# WHAT YOU ARE ASKED TO DO
Reproduce the records below exactly as they appear.

Items from a dataset:
▬▬▬▬▬▬

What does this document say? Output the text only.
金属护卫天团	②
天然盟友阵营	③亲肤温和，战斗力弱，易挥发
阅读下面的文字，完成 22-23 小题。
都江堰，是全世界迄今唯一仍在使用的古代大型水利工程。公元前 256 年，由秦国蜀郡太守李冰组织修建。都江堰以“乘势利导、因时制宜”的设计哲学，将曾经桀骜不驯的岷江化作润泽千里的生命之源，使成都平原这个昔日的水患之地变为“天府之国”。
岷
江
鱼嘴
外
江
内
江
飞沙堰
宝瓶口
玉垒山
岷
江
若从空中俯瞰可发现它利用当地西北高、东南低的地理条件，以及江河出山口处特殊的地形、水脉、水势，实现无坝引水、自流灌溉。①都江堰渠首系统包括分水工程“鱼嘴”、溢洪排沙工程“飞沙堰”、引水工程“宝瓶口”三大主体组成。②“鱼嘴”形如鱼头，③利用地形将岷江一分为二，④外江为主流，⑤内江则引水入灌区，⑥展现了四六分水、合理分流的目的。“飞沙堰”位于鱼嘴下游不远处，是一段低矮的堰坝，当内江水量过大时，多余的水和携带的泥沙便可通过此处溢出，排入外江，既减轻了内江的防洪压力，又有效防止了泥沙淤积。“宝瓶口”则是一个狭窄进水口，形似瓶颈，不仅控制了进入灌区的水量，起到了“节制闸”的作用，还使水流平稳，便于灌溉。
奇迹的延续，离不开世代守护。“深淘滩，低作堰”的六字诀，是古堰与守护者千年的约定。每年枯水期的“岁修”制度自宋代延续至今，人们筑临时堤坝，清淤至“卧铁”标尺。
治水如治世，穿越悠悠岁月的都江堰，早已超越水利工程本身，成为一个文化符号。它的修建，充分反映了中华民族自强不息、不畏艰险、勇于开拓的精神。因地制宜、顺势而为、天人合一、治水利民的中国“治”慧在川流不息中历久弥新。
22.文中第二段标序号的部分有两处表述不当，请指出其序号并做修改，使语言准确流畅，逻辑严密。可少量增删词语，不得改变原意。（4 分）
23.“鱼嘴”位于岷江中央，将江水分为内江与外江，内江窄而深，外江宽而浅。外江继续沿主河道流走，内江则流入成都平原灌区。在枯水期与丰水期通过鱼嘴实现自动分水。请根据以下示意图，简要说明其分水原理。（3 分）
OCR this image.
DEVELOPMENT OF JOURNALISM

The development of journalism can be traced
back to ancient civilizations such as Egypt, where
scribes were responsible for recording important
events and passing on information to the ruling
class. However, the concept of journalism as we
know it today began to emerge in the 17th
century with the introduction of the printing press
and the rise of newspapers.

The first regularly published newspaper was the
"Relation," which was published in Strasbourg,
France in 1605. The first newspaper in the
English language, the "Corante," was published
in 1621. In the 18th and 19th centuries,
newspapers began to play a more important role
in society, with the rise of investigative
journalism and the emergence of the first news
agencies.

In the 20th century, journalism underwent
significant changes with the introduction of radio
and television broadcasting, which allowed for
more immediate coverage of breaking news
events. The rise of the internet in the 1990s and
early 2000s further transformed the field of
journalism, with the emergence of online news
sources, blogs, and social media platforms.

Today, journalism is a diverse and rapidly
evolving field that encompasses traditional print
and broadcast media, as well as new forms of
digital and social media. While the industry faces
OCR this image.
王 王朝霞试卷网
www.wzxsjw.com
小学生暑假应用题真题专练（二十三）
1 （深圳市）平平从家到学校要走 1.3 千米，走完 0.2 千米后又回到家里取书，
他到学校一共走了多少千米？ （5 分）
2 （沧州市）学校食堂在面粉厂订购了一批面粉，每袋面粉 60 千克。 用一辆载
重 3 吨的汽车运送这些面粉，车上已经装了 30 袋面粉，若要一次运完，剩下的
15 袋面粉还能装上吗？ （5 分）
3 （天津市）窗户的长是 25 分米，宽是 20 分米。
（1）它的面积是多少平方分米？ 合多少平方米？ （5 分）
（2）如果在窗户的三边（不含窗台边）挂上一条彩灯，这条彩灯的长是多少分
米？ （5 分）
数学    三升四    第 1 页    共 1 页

▬▬▬▬▬▬

# OUTPUT FOR THIS TASK
What does this document say? Output the text only.
金属护卫天团	②
天然盟友阵营	③亲肤温和，战斗力弱，易挥发
阅读下面的文字，完成 22-23 小题。
都江堰，是全世界迄今唯一仍在使用的古代大型水利工程。公元前 256 年，由秦国蜀郡太守李冰组织修建。都江堰以“乘势利导、因时制宜”的设计哲学，将曾经桀骜不驯的岷江化作润泽千里的生命之源，使成都平原这个昔日的水患之地变为“天府之国”。
岷
江
鱼嘴
外
江
内
江
飞沙堰
宝瓶口
玉垒山
岷
江
若从空中俯瞰可发现它利用当地西北高、东南低的地理条件，以及江河出山口处特殊的地形、水脉、水势，实现无坝引水、自流灌溉。①都江堰渠首系统包括分水工程“鱼嘴”、溢洪排沙工程“飞沙堰”、引水工程“宝瓶口”三大主体组成。②“鱼嘴”形如鱼头，③利用地形将岷江一分为二，④外江为主流，⑤内江则引水入灌区，⑥展现了四六分水、合理分流的目的。“飞沙堰”位于鱼嘴下游不远处，是一段低矮的堰坝，当内江水量过大时，多余的水和携带的泥沙便可通过此处溢出，排入外江，既减轻了内江的防洪压力，又有效防止了泥沙淤积。“宝瓶口”则是一个狭窄进水口，形似瓶颈，不仅控制了进入灌区的水量，起到了“节制闸”的作用，还使水流平稳，便于灌溉。
奇迹的延续，离不开世代守护。“深淘滩，低作堰”的六字诀，是古堰与守护者千年的约定。每年枯水期的“岁修”制度自宋代延续至今，人们筑临时堤坝，清淤至“卧铁”标尺。
治水如治世，穿越悠悠岁月的都江堰，早已超越水利工程本身，成为一个文化符号。它的修建，充分反映了中华民族自强不息、不畏艰险、勇于开拓的精神。因地制宜、顺势而为、天人合一、治水利民的中国“治”慧在川流不息中历久弥新。
22.文中第二段标序号的部分有两处表述不当，请指出其序号并做修改，使语言准确流畅，逻辑严密。可少量增删词语，不得改变原意。（4 分）
23.“鱼嘴”位于岷江中央，将江水分为内江与外江，内江窄而深，外江宽而浅。外江继续沿主河道流走，内江则流入成都平原灌区。在枯水期与丰水期通过鱼嘴实现自动分水。请根据以下示意图，简要说明其分水原理。（3 分）
OCR this image.
DEVELOPMENT OF JOURNALISM

The development of journalism can be traced
back to ancient civilizations such as Egypt, where
scribes were responsible for recording important
events and passing on information to the ruling
class. However, the concept of journalism as we
know it today began to emerge in the 17th
century with the introduction of the printing press
and the rise of newspapers.

The first regularly published newspaper was the
"Relation," which was published in Strasbourg,
France in 1605. The first newspaper in the
English language, the "Corante," was published
in 1621. In the 18th and 19th centuries,
newspapers began to play a more important role
in society, with the rise of investigative
journalism and the emergence of the first news
agencies.

In the 20th century, journalism underwent
significant changes with the introduction of radio
and television broadcasting, which allowed for
more immediate coverage of breaking news
events. The rise of the internet in the 1990s and
early 2000s further transformed the field of
journalism, with the emergence of online news
sources, blogs, and social media platforms.

Today, journalism is a diverse and rapidly
evolving field that encompasses traditional print
and broadcast media, as well as new forms of
digital and social media. While the industry faces
OCR this image.
王 王朝霞试卷网
www.wzxsjw.com
小学生暑假应用题真题专练（二十三）
1 （深圳市）平平从家到学校要走 1.3 千米，走完 0.2 千米后又回到家里取书，
他到学校一共走了多少千米？ （5 分）
2 （沧州市）学校食堂在面粉厂订购了一批面粉，每袋面粉 60 千克。 用一辆载
重 3 吨的汽车运送这些面粉，车上已经装了 30 袋面粉，若要一次运完，剩下的
15 袋面粉还能装上吗？ （5 分）
3 （天津市）窗户的长是 25 分米，宽是 20 分米。
（1）它的面积是多少平方分米？ 合多少平方米？ （5 分）
（2）如果在窗户的三边（不含窗台边）挂上一条彩灯，这条彩灯的长是多少分
米？ （5 分）
数学    三升四    第 1 页    共 1 页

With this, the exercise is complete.